Dataset items:

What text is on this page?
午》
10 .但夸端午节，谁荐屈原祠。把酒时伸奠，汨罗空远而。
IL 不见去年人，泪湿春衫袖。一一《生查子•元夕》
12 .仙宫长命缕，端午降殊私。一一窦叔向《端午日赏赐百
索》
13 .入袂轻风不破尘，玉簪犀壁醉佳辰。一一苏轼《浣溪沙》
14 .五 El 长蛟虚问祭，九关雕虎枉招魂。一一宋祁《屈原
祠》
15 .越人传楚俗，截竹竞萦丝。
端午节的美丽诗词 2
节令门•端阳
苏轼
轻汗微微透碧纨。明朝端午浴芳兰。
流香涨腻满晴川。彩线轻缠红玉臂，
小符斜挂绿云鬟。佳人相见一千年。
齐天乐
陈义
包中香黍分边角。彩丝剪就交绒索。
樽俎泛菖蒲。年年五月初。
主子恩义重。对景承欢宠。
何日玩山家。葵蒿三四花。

## WHAT YOU NEED TO DO
Give back the data above exactly as it appears.

## EXERCISE SOLUTION
What text is on this page?
午》
10 .但夸端午节，谁荐屈原祠。把酒时伸奠，汨罗空远而。
IL 不见去年人，泪湿春衫袖。一一《生查子•元夕》
12 .仙宫长命缕，端午降殊私。一一窦叔向《端午日赏赐百
索》
13 .入袂轻风不破尘，玉簪犀壁醉佳辰。一一苏轼《浣溪沙》
14 .五 El 长蛟虚问祭，九关雕虎枉招魂。一一宋祁《屈原
祠》
15 .越人传楚俗，截竹竞萦丝。
端午节的美丽诗词 2
节令门•端阳
苏轼
轻汗微微透碧纨。明朝端午浴芳兰。
流香涨腻满晴川。彩线轻缠红玉臂，
小符斜挂绿云鬟。佳人相见一千年。
齐天乐
陈义
包中香黍分边角。彩丝剪就交绒索。
樽俎泛菖蒲。年年五月初。
主子恩义重。对景承欢宠。
何日玩山家。葵蒿三四花。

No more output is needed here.